[EXERCISE TASKS]:
• a. From the article on St. Jude Medical's letter to the FDA, list every proper name of a person, company, government agency, place, or product.
• b. Summarize the article on St. Jude Medical's letter to the FDA in two sentences.

(TEXT UNDER STUDY begins)

The med-tech firm moved to head off further action by the FDA over concerns regarding the plant that makes heart defibrillator leads.
In an effort to calm regulators' concerns about practices at the facility where it makes wires that connect defibrillators to the heart, St. Jude Medical Inc. has sent a letter to the U.S. Food and Drug Administration explaining improvements it says will be made.
The letter details efforts to correct problems found at the Sylmar, Calif., facility that makes St. Jude's Durata leads.
St. Jude's 34-page letter was made public Wednesday. It was a response to an October inspection of the Sylmar facility, after which the FDA had issued St. Jude a Form 483, a report detailing alleged violations it found during its inspection.
In a letter to the FDA, Philip Tsung, St. Jude vice president of quality assurance, wrote: "We recognize and take seriously the observations in the FDA-483, and are committed to taking all actions necessary to address them as part of our effort to continuously strengthen our quality system."

(TEXT UNDER STUDY ends)
(INFORMATION begins)

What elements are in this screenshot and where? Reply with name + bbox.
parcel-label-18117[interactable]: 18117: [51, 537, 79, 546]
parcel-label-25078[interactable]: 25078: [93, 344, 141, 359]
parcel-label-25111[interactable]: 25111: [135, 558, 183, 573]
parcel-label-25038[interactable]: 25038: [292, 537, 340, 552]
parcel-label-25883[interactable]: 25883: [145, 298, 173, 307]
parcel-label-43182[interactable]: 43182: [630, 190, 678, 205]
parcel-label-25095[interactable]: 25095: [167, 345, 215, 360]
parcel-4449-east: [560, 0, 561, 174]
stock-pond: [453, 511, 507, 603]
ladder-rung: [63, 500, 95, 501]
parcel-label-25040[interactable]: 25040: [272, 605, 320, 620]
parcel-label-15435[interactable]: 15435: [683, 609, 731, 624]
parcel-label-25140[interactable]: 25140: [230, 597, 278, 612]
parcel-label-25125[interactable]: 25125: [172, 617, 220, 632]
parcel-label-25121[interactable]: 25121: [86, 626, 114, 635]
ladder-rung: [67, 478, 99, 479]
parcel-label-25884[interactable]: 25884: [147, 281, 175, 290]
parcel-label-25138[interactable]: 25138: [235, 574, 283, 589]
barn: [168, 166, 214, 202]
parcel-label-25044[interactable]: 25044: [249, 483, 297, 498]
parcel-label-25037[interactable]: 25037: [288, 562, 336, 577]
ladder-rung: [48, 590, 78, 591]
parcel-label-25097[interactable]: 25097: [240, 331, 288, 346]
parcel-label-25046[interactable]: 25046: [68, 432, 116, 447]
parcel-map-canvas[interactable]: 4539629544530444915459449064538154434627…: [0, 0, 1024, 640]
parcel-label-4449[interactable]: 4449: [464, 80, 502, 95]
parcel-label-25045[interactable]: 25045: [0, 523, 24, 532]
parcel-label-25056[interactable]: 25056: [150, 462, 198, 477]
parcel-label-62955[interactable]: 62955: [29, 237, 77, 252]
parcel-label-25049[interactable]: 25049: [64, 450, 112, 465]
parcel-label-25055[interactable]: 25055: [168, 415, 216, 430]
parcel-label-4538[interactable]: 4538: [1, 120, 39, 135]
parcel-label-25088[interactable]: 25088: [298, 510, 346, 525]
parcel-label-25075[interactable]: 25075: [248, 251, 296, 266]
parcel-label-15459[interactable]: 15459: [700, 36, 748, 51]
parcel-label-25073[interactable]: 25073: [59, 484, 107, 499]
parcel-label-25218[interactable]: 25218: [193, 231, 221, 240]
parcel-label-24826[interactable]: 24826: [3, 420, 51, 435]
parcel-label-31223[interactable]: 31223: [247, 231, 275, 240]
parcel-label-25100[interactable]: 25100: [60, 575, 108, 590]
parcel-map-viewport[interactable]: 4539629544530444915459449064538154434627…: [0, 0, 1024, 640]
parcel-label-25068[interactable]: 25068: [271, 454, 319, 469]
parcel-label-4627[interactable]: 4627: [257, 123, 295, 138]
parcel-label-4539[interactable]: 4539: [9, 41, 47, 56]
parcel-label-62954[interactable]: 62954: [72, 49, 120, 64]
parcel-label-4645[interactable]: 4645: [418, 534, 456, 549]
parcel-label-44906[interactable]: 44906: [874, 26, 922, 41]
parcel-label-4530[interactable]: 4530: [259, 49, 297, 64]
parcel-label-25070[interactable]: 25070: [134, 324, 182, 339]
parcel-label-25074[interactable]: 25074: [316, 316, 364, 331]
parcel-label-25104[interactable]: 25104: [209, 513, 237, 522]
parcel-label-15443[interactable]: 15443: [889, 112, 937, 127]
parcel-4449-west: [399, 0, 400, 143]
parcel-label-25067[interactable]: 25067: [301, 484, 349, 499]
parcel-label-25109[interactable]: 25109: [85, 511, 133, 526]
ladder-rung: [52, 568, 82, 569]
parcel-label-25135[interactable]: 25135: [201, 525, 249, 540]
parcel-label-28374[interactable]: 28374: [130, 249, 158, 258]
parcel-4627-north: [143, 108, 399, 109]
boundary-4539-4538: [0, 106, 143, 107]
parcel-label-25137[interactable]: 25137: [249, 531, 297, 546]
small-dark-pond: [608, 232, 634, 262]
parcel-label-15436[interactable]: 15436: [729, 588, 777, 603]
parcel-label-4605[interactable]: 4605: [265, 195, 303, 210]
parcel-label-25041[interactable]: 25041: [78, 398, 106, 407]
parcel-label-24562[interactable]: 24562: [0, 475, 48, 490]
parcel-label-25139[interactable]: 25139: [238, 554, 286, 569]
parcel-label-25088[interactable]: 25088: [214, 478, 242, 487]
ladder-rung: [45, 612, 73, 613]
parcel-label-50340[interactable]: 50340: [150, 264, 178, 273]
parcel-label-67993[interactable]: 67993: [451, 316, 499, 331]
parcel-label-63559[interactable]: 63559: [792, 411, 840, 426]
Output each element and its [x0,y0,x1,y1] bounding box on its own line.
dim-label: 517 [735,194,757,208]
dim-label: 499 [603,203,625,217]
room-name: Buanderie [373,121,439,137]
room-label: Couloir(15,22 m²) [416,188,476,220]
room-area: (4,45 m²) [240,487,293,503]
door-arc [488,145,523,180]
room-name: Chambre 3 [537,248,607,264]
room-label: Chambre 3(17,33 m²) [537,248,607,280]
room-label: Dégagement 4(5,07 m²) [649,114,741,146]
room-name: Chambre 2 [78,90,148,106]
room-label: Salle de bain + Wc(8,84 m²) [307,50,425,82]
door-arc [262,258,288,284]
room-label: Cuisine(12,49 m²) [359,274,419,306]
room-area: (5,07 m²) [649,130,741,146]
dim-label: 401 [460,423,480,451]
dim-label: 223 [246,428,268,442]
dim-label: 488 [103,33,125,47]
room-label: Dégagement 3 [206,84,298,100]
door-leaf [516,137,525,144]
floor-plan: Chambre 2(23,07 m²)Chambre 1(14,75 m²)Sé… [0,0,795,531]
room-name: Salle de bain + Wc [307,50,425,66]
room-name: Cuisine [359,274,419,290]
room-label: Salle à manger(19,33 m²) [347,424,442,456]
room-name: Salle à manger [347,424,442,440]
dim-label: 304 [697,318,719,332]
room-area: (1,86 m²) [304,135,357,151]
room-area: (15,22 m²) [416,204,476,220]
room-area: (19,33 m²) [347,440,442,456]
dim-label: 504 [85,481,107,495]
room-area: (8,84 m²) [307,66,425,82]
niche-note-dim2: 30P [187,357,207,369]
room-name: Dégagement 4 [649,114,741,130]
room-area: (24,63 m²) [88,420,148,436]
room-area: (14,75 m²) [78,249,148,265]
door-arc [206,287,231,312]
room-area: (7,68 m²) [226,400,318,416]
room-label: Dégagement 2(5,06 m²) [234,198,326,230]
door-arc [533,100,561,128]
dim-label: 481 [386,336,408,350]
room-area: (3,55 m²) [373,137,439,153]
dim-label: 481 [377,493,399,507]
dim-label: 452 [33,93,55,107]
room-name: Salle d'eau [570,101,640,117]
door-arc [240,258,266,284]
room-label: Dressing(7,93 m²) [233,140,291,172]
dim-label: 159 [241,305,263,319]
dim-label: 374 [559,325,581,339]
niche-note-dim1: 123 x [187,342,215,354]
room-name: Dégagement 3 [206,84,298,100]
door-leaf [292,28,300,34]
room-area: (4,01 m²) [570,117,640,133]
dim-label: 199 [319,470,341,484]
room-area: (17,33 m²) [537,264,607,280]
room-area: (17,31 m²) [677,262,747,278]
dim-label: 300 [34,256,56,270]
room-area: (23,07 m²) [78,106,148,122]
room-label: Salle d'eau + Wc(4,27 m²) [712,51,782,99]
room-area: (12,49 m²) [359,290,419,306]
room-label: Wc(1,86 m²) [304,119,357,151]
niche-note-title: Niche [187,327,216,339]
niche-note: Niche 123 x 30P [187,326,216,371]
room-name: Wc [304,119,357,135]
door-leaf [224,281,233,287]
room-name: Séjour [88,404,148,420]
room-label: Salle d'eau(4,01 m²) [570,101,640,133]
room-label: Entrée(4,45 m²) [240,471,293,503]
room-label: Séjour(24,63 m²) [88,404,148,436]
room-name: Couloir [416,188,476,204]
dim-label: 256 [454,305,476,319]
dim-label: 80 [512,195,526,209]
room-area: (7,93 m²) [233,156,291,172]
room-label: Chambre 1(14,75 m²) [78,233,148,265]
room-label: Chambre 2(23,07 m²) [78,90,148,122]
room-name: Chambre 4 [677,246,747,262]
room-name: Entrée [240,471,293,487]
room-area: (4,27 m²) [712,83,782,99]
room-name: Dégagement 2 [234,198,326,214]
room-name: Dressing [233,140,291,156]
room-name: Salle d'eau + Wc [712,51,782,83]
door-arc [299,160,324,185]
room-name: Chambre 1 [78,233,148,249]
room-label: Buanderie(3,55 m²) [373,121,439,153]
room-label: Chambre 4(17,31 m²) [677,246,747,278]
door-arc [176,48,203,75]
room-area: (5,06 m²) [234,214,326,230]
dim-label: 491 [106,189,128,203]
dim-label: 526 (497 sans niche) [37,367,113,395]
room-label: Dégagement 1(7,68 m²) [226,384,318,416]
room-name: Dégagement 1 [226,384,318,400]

(INFORMATION ends)

[SOLUTION LIST]:
• a.
- St. Jude Medical Inc.
- U.S. Food and Drug Administration (FDA)
- Sylmar, Calif.
- Durata (leads)
- Philip Tsung

• b. St. Jude Medical Inc. sent the FDA a 34-page letter, made public Wednesday, that explains improvements at its Sylmar, Calif., plant, which makes the Durata leads connecting defibrillators to the heart. The letter responds to a Form 483 that the FDA issued after an October inspection found alleged violations, and in it vice president Philip Tsung said the company takes the observations seriously and will act to address them.